Your goal => Print the listing that follows, character for character.
=-=-=-=-=
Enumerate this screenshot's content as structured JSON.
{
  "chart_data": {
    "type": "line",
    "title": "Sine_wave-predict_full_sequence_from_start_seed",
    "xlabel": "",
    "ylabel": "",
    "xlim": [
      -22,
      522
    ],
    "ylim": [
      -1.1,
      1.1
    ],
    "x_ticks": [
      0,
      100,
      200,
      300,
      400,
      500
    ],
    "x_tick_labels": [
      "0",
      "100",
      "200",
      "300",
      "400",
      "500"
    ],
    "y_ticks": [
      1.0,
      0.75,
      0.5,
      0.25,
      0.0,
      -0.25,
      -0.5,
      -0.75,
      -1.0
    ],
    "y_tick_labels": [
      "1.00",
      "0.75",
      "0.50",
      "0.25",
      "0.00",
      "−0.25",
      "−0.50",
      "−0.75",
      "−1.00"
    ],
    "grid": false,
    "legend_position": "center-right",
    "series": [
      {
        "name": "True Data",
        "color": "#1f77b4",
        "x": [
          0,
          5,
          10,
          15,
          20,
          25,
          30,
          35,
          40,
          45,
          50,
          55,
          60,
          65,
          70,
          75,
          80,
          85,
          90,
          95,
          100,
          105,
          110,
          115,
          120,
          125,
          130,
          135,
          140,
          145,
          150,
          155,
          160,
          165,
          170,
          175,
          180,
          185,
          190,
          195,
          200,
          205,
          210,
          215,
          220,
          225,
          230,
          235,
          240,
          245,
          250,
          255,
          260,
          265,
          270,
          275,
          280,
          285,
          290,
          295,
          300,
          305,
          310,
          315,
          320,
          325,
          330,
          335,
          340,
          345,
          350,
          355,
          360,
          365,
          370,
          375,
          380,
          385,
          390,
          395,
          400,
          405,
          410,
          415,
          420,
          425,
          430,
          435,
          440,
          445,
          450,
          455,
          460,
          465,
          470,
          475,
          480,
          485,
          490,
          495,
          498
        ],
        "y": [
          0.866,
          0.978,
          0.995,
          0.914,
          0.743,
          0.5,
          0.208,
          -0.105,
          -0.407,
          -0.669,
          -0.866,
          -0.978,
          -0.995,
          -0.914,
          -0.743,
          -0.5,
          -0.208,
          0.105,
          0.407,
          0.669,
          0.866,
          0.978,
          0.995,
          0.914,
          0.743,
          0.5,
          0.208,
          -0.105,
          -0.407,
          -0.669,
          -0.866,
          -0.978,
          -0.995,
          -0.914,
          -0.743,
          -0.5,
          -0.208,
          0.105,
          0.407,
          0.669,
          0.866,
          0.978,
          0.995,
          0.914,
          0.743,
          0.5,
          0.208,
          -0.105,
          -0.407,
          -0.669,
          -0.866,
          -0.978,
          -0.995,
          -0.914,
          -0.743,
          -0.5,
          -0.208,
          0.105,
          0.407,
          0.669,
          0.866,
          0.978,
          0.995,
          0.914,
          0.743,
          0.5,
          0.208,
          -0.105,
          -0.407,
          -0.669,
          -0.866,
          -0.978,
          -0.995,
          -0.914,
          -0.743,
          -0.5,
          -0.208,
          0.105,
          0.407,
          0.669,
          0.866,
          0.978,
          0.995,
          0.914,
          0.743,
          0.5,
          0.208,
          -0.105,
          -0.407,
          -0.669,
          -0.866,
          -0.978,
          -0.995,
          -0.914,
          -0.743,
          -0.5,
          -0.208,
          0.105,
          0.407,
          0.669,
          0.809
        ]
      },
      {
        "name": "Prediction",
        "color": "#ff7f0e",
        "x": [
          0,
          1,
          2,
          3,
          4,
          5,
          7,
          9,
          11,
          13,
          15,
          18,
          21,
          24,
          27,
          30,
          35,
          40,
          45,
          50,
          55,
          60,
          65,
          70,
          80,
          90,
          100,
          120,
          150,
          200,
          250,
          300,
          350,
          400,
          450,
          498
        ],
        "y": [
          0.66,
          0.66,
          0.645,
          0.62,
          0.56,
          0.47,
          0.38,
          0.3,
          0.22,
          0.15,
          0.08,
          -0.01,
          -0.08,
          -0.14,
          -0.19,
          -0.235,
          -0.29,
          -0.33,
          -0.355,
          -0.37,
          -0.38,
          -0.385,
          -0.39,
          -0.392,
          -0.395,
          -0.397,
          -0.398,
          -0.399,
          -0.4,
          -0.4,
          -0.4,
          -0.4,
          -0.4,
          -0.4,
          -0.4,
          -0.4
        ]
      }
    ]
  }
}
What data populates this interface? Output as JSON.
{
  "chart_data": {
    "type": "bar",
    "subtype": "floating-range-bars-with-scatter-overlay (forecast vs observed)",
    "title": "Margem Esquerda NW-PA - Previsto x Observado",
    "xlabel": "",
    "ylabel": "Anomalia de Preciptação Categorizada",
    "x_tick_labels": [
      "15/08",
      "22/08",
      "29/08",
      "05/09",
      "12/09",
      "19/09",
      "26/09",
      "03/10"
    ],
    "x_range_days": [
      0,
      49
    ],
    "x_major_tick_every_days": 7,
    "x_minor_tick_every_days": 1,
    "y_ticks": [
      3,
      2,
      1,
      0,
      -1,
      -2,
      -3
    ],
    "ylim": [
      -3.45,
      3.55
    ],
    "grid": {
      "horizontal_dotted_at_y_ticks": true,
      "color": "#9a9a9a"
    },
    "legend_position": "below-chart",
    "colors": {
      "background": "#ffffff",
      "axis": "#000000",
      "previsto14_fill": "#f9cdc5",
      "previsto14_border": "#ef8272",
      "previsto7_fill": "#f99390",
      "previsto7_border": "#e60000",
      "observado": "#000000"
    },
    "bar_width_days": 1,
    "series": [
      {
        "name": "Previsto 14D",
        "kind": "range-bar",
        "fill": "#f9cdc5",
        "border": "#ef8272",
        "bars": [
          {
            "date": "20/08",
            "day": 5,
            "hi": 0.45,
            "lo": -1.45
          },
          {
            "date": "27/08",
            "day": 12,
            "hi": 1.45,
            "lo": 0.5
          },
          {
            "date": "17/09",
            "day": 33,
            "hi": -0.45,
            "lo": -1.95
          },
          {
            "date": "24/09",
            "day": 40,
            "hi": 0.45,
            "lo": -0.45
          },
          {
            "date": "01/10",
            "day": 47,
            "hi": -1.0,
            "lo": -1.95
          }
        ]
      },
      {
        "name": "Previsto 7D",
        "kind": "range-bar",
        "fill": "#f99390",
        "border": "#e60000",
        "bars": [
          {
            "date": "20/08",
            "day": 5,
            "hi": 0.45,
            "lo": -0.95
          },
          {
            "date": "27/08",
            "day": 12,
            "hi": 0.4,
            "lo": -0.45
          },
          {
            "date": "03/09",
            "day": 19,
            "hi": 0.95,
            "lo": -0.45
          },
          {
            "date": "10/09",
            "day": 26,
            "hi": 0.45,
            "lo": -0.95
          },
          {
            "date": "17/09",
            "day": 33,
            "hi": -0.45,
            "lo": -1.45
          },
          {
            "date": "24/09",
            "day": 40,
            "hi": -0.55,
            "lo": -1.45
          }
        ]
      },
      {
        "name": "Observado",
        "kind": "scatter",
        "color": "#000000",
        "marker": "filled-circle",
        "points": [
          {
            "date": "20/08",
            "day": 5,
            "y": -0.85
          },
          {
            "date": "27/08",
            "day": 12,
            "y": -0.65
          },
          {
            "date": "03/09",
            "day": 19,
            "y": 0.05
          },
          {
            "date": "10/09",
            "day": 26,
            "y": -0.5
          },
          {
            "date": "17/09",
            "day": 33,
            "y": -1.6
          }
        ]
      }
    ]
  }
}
=-=-=-=-=
Task solution =>
Enumerate this screenshot's content as structured JSON.
{
  "chart_data": {
    "type": "line",
    "title": "Sine_wave-predict_full_sequence_from_start_seed",
    "xlabel": "",
    "ylabel": "",
    "xlim": [
      -22,
      522
    ],
    "ylim": [
      -1.1,
      1.1
    ],
    "x_ticks": [
      0,
      100,
      200,
      300,
      400,
      500
    ],
    "x_tick_labels": [
      "0",
      "100",
      "200",
      "300",
      "400",
      "500"
    ],
    "y_ticks": [
      1.0,
      0.75,
      0.5,
      0.25,
      0.0,
      -0.25,
      -0.5,
      -0.75,
      -1.0
    ],
    "y_tick_labels": [
      "1.00",
      "0.75",
      "0.50",
      "0.25",
      "0.00",
      "−0.25",
      "−0.50",
      "−0.75",
      "−1.00"
    ],
    "grid": false,
    "legend_position": "center-right",
    "series": [
      {
        "name": "True Data",
        "color": "#1f77b4",
        "x": [
          0,
          5,
          10,
          15,
          20,
          25,
          30,
          35,
          40,
          45,
          50,
          55,
          60,
          65,
          70,
          75,
          80,
          85,
          90,
          95,
          100,
          105,
          110,
          115,
          120,
          125,
          130,
          135,
          140,
          145,
          150,
          155,
          160,
          165,
          170,
          175,
          180,
          185,
          190,
          195,
          200,
          205,
          210,
          215,
          220,
          225,
          230,
          235,
          240,
          245,
          250,
          255,
          260,
          265,
          270,
          275,
          280,
          285,
          290,
          295,
          300,
          305,
          310,
          315,
          320,
          325,
          330,
          335,
          340,
          345,
          350,
          355,
          360,
          365,
          370,
          375,
          380,
          385,
          390,
          395,
          400,
          405,
          410,
          415,
          420,
          425,
          430,
          435,
          440,
          445,
          450,
          455,
          460,
          465,
          470,
          475,
          480,
          485,
          490,
          495,
          498
        ],
        "y": [
          0.866,
          0.978,
          0.995,
          0.914,
          0.743,
          0.5,
          0.208,
          -0.105,
          -0.407,
          -0.669,
          -0.866,
          -0.978,
          -0.995,
          -0.914,
          -0.743,
          -0.5,
          -0.208,
          0.105,
          0.407,
          0.669,
          0.866,
          0.978,
          0.995,
          0.914,
          0.743,
          0.5,
          0.208,
          -0.105,
          -0.407,
          -0.669,
          -0.866,
          -0.978,
          -0.995,
          -0.914,
          -0.743,
          -0.5,
          -0.208,
          0.105,
          0.407,
          0.669,
          0.866,
          0.978,
          0.995,
          0.914,
          0.743,
          0.5,
          0.208,
          -0.105,
          -0.407,
          -0.669,
          -0.866,
          -0.978,
          -0.995,
          -0.914,
          -0.743,
          -0.5,
          -0.208,
          0.105,
          0.407,
          0.669,
          0.866,
          0.978,
          0.995,
          0.914,
          0.743,
          0.5,
          0.208,
          -0.105,
          -0.407,
          -0.669,
          -0.866,
          -0.978,
          -0.995,
          -0.914,
          -0.743,
          -0.5,
          -0.208,
          0.105,
          0.407,
          0.669,
          0.866,
          0.978,
          0.995,
          0.914,
          0.743,
          0.5,
          0.208,
          -0.105,
          -0.407,
          -0.669,
          -0.866,
          -0.978,
          -0.995,
          -0.914,
          -0.743,
          -0.5,
          -0.208,
          0.105,
          0.407,
          0.669,
          0.809
        ]
      },
      {
        "name": "Prediction",
        "color": "#ff7f0e",
        "x": [
          0,
          1,
          2,
          3,
          4,
          5,
          7,
          9,
          11,
          13,
          15,
          18,
          21,
          24,
          27,
          30,
          35,
          40,
          45,
          50,
          55,
          60,
          65,
          70,
          80,
          90,
          100,
          120,
          150,
          200,
          250,
          300,
          350,
          400,
          450,
          498
        ],
        "y": [
          0.66,
          0.66,
          0.645,
          0.62,
          0.56,
          0.47,
          0.38,
          0.3,
          0.22,
          0.15,
          0.08,
          -0.01,
          -0.08,
          -0.14,
          -0.19,
          -0.235,
          -0.29,
          -0.33,
          -0.355,
          -0.37,
          -0.38,
          -0.385,
          -0.39,
          -0.392,
          -0.395,
          -0.397,
          -0.398,
          -0.399,
          -0.4,
          -0.4,
          -0.4,
          -0.4,
          -0.4,
          -0.4,
          -0.4,
          -0.4
        ]
      }
    ]
  }
}
What data populates this interface? Output as JSON.
{
  "chart_data": {
    "type": "bar",
    "subtype": "floating-range-bars-with-scatter-overlay (forecast vs observed)",
    "title": "Margem Esquerda NW-PA - Previsto x Observado",
    "xlabel": "",
    "ylabel": "Anomalia de Preciptação Categorizada",
    "x_tick_labels": [
      "15/08",
      "22/08",
      "29/08",
      "05/09",
      "12/09",
      "19/09",
      "26/09",
      "03/10"
    ],
    "x_range_days": [
      0,
      49
    ],
    "x_major_tick_every_days": 7,
    "x_minor_tick_every_days": 1,
    "y_ticks": [
      3,
      2,
      1,
      0,
      -1,
      -2,
      -3
    ],
    "ylim": [
      -3.45,
      3.55
    ],
    "grid": {
      "horizontal_dotted_at_y_ticks": true,
      "color": "#9a9a9a"
    },
    "legend_position": "below-chart",
    "colors": {
      "background": "#ffffff",
      "axis": "#000000",
      "previsto14_fill": "#f9cdc5",
      "previsto14_border": "#ef8272",
      "previsto7_fill": "#f99390",
      "previsto7_border": "#e60000",
      "observado": "#000000"
    },
    "bar_width_days": 1,
    "series": [
      {
        "name": "Previsto 14D",
        "kind": "range-bar",
        "fill": "#f9cdc5",
        "border": "#ef8272",
        "bars": [
          {
            "date": "20/08",
            "day": 5,
            "hi": 0.45,
            "lo": -1.45
          },
          {
            "date": "27/08",
            "day": 12,
            "hi": 1.45,
            "lo": 0.5
          },
          {
            "date": "17/09",
            "day": 33,
            "hi": -0.45,
            "lo": -1.95
          },
          {
            "date": "24/09",
            "day": 40,
            "hi": 0.45,
            "lo": -0.45
          },
          {
            "date": "01/10",
            "day": 47,
            "hi": -1.0,
            "lo": -1.95
          }
        ]
      },
      {
        "name": "Previsto 7D",
        "kind": "range-bar",
        "fill": "#f99390",
        "border": "#e60000",
        "bars": [
          {
            "date": "20/08",
            "day": 5,
            "hi": 0.45,
            "lo": -0.95
          },
          {
            "date": "27/08",
            "day": 12,
            "hi": 0.4,
            "lo": -0.45
          },
          {
            "date": "03/09",
            "day": 19,
            "hi": 0.95,
            "lo": -0.45
          },
          {
            "date": "10/09",
            "day": 26,
            "hi": 0.45,
            "lo": -0.95
          },
          {
            "date": "17/09",
            "day": 33,
            "hi": -0.45,
            "lo": -1.45
          },
          {
            "date": "24/09",
            "day": 40,
            "hi": -0.55,
            "lo": -1.45
          }
        ]
      },
      {
        "name": "Observado",
        "kind": "scatter",
        "color": "#000000",
        "marker": "filled-circle",
        "points": [
          {
            "date": "20/08",
            "day": 5,
            "y": -0.85
          },
          {
            "date": "27/08",
            "day": 12,
            "y": -0.65
          },
          {
            "date": "03/09",
            "day": 19,
            "y": 0.05
          },
          {
            "date": "10/09",
            "day": 26,
            "y": -0.5
          },
          {
            "date": "17/09",
            "day": 33,
            "y": -1.6
          }
        ]
      }
    ]
  }
}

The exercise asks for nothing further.